* [EXERCISE DESCRIPTION] Report how many lines in the records below contain the word "Ростовской". Give only the number.
-- START DATASET EXTRACT --
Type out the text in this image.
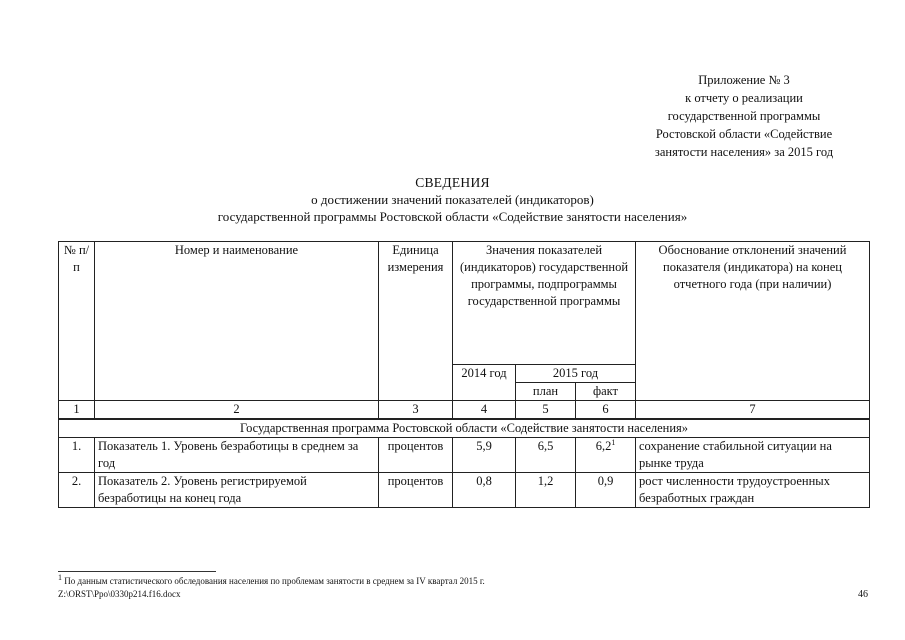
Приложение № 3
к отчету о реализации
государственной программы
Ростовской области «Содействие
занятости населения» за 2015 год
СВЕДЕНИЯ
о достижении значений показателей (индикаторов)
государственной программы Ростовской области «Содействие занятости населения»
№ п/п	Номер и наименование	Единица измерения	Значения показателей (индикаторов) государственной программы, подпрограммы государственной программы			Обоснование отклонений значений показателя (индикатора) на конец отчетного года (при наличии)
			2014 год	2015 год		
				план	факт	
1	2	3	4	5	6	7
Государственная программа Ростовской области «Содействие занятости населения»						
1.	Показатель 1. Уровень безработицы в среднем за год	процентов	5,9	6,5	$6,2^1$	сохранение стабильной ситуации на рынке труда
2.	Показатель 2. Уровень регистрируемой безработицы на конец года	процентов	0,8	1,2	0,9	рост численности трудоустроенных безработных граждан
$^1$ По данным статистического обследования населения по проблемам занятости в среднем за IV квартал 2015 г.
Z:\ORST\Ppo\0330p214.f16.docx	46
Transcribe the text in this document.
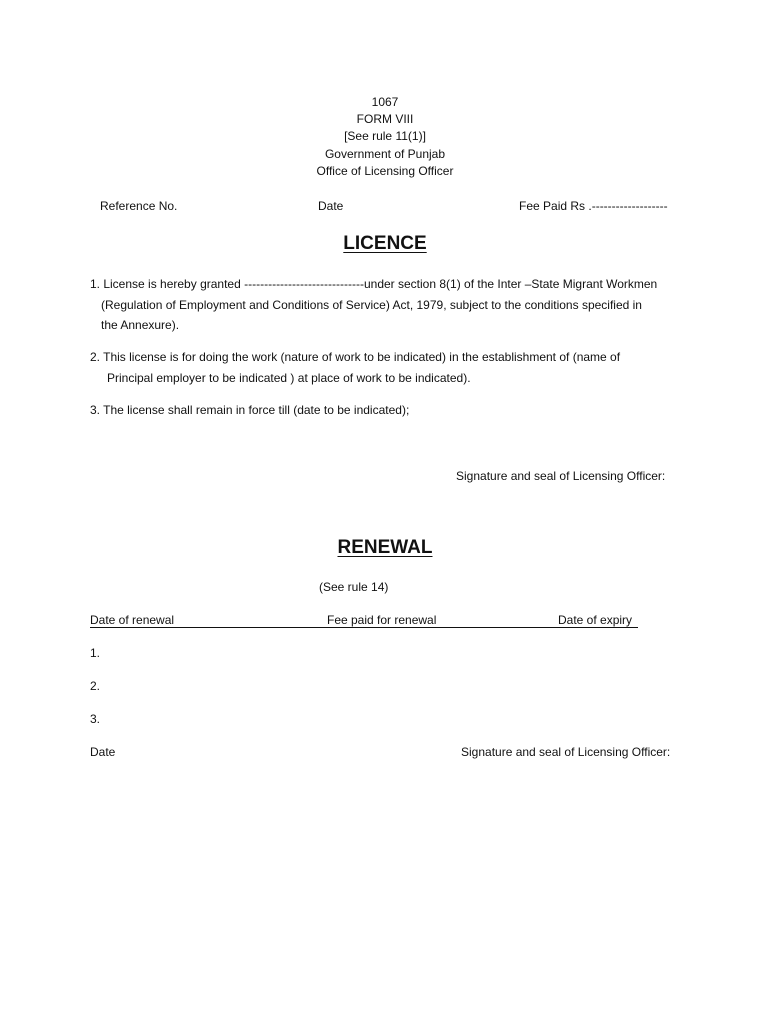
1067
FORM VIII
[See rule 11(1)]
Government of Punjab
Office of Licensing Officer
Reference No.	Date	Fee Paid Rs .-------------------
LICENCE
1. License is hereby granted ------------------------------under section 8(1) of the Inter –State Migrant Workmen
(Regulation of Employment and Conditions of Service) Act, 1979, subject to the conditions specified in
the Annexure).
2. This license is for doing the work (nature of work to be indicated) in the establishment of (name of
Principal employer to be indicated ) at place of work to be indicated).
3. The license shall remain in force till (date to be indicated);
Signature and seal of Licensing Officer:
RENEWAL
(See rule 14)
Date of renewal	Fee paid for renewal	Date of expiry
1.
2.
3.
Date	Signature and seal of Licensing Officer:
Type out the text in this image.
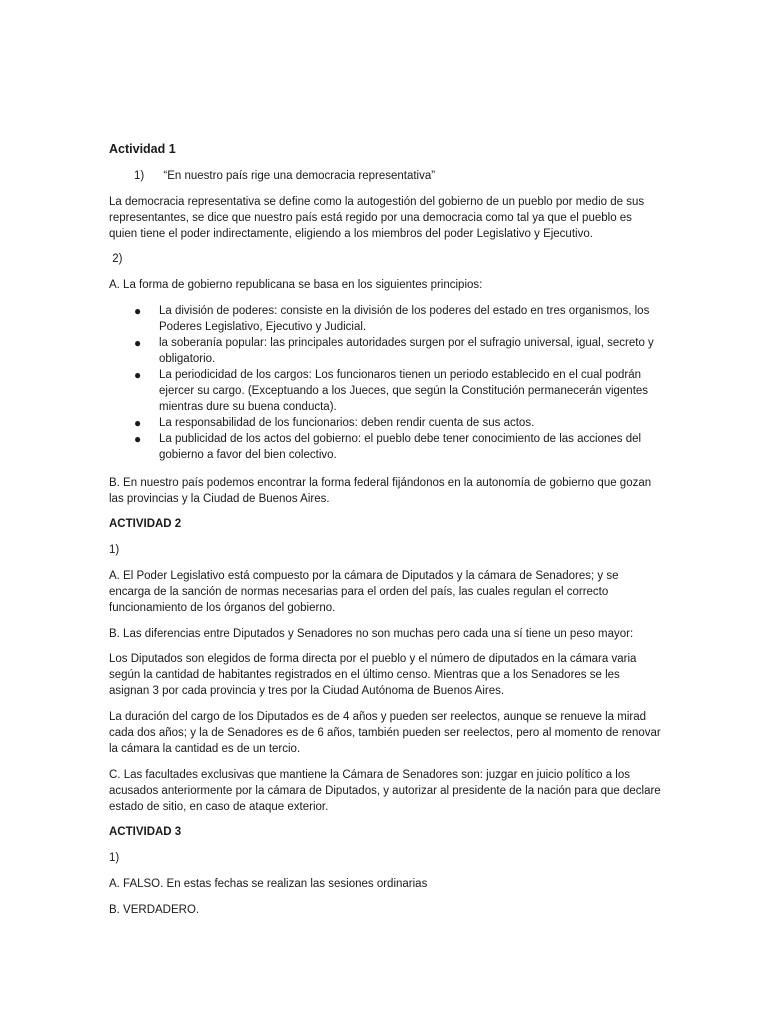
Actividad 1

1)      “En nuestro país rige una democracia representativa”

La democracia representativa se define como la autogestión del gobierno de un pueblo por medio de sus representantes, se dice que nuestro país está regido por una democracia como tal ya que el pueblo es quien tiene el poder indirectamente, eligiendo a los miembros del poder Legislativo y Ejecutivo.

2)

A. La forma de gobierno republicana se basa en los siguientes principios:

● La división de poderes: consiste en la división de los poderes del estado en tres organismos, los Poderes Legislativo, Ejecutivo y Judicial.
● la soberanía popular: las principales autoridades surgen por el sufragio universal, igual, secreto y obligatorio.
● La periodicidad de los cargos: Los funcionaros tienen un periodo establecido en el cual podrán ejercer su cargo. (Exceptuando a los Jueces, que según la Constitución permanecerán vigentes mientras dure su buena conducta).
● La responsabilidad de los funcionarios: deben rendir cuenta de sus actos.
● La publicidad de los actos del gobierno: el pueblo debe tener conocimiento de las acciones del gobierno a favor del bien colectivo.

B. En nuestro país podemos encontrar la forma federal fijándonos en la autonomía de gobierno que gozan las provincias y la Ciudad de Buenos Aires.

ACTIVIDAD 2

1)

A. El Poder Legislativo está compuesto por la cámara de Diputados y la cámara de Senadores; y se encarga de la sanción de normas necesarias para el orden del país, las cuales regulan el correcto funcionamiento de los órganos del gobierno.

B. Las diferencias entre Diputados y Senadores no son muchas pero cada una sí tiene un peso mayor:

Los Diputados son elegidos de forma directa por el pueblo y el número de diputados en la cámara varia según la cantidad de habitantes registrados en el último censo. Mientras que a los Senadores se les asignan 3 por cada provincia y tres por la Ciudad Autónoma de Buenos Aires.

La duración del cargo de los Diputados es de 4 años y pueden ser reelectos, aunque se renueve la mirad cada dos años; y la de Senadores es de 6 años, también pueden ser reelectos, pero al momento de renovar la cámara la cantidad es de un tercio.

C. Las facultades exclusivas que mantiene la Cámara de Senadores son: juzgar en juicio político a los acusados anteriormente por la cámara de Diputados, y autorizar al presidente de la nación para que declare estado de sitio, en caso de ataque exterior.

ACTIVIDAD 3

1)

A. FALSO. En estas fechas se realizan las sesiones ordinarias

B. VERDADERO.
-- END DATASET EXTRACT --
* [FINAL RESULT] 3